## OBJECTIVE
The exercise asks you to copy every line below in which "type" appears.

++++ DATASET ROWS

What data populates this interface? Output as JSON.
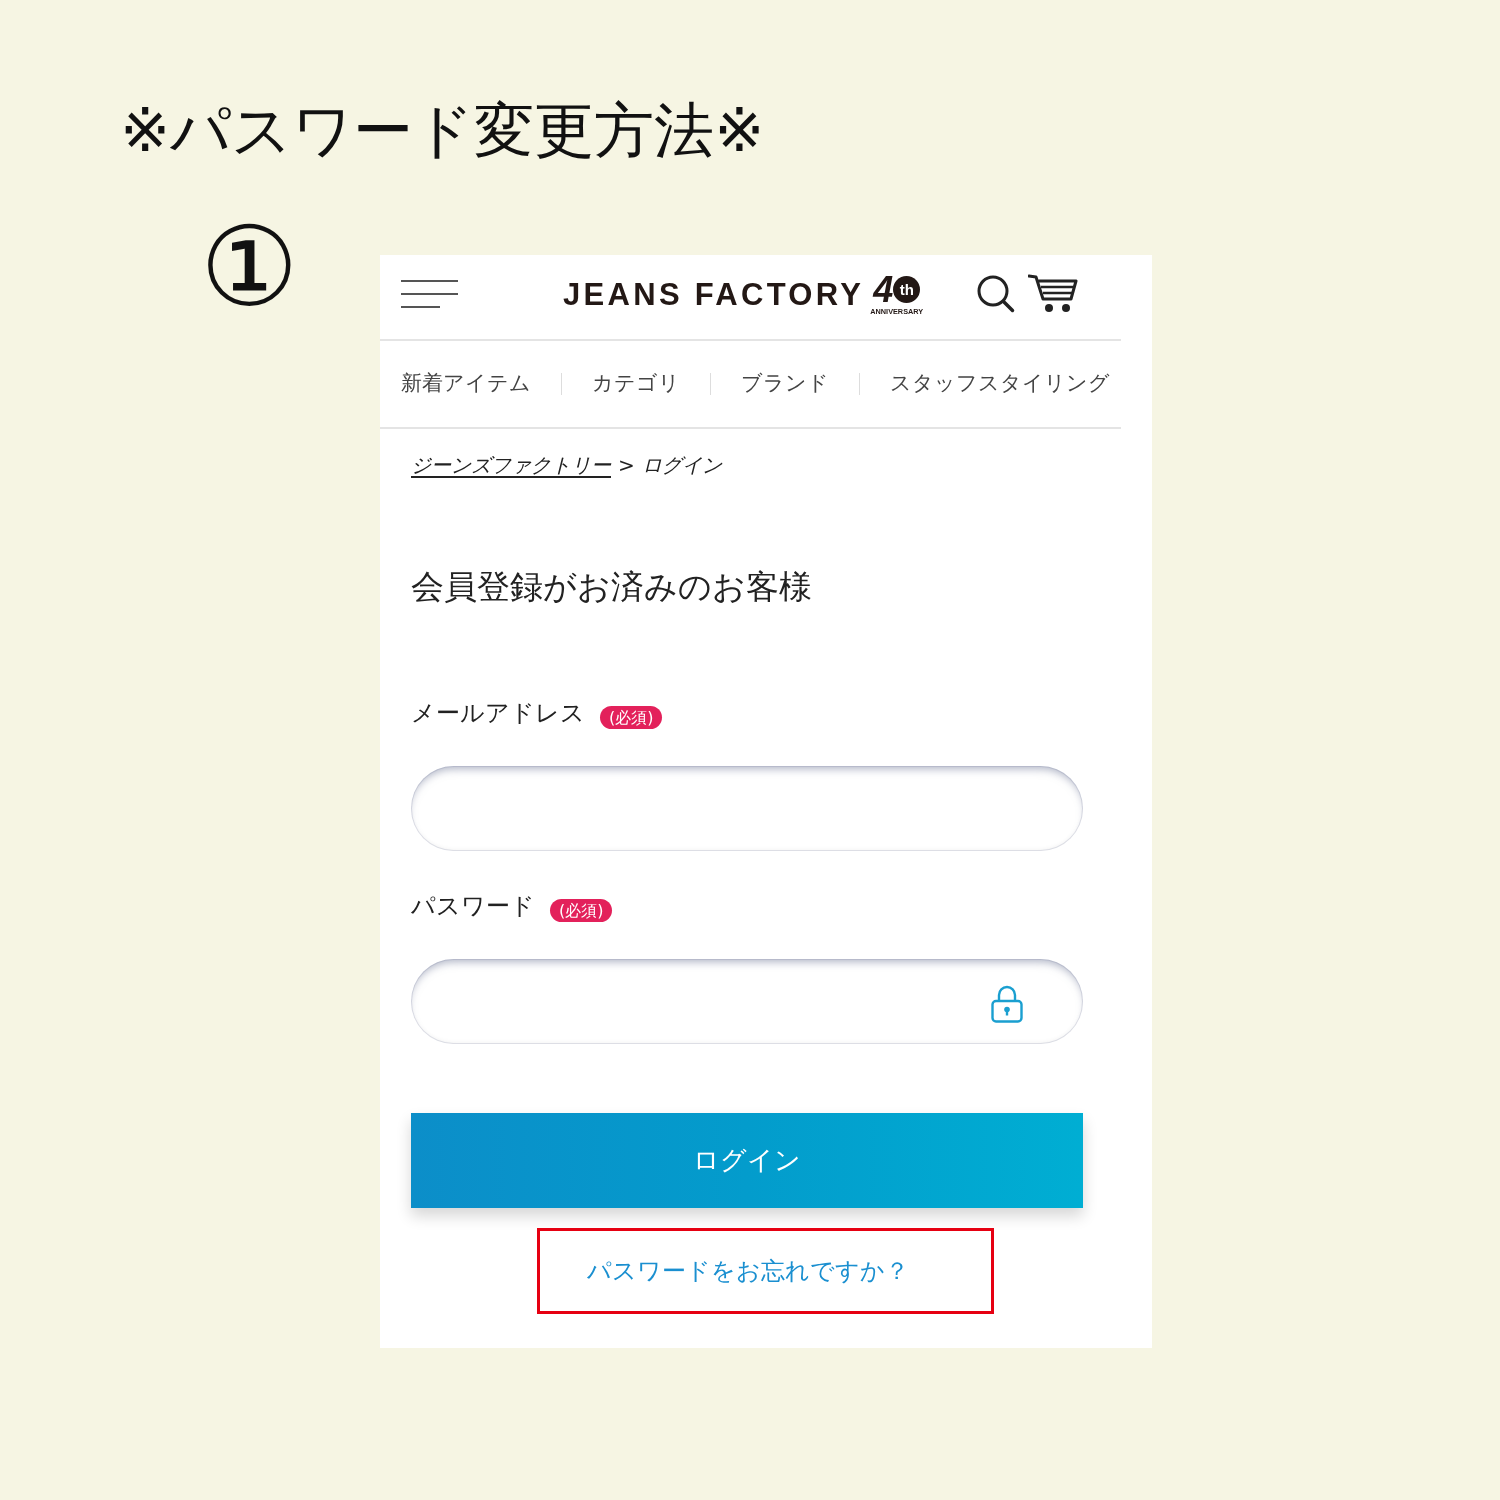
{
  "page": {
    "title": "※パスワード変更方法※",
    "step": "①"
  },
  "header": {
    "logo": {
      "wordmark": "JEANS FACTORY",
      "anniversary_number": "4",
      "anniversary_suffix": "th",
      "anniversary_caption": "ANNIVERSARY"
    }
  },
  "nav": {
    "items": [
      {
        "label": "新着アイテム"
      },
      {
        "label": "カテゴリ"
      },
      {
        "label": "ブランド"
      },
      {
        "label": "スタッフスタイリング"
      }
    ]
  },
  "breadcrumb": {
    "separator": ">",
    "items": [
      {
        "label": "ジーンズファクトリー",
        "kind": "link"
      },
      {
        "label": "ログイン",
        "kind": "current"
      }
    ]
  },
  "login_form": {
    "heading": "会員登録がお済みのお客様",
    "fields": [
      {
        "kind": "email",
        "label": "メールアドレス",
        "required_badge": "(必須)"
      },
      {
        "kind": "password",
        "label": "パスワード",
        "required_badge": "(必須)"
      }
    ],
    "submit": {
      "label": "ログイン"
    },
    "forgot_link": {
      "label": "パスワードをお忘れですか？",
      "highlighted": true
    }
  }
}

++++++++
++++ DATASET ROWS

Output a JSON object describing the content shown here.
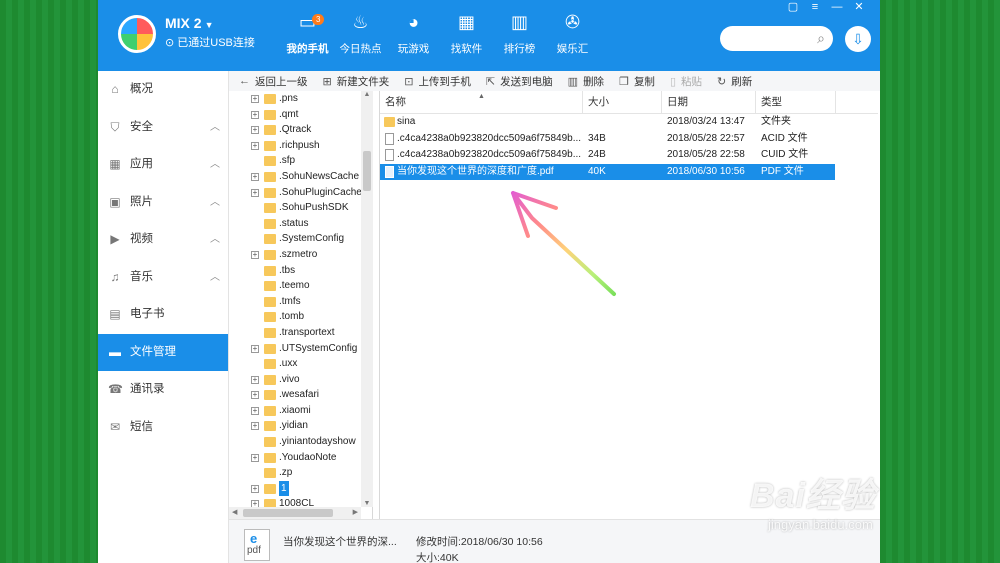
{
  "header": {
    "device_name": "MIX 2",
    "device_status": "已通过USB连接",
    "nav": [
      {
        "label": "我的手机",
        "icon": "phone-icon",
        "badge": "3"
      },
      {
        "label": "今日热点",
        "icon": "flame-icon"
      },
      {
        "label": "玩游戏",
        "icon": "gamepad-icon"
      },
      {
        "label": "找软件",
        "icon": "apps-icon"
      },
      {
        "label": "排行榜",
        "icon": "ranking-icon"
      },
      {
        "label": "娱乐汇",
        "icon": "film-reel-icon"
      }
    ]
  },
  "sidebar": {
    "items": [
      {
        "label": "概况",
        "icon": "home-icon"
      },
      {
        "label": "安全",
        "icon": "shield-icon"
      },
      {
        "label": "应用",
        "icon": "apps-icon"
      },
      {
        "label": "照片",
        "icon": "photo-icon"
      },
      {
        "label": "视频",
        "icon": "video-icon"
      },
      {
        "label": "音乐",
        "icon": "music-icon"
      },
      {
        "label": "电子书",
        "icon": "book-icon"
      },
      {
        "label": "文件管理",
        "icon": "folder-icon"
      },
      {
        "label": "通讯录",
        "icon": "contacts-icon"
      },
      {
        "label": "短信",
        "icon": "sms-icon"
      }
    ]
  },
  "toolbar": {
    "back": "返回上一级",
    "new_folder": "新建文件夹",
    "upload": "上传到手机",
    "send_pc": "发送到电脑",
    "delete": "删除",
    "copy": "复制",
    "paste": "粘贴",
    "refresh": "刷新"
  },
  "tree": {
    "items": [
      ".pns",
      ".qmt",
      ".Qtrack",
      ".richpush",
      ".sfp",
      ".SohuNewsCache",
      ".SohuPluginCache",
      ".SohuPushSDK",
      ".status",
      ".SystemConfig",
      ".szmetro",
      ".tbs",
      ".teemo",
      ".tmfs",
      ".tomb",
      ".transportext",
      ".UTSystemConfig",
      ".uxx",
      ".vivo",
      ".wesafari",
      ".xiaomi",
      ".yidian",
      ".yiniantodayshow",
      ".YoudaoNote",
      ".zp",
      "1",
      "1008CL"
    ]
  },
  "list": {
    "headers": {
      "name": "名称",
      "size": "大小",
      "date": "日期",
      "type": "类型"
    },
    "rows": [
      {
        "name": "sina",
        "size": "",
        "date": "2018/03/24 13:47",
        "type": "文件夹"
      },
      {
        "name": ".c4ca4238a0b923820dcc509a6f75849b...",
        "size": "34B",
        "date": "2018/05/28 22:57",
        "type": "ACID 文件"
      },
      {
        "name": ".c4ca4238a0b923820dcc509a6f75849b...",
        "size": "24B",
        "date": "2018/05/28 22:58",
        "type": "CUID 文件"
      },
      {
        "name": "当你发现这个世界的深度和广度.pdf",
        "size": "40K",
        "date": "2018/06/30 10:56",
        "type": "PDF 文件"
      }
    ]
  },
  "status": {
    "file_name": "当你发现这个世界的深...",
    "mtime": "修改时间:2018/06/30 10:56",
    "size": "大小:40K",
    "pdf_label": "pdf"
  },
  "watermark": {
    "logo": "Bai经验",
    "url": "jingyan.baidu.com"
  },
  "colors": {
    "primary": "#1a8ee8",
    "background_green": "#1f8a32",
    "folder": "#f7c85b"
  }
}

++++++++

## RESPONSE
      "type": "类型"
        "type": "文件夹"
        "type": "ACID 文件"
        "type": "CUID 文件"
        "type": "PDF 文件"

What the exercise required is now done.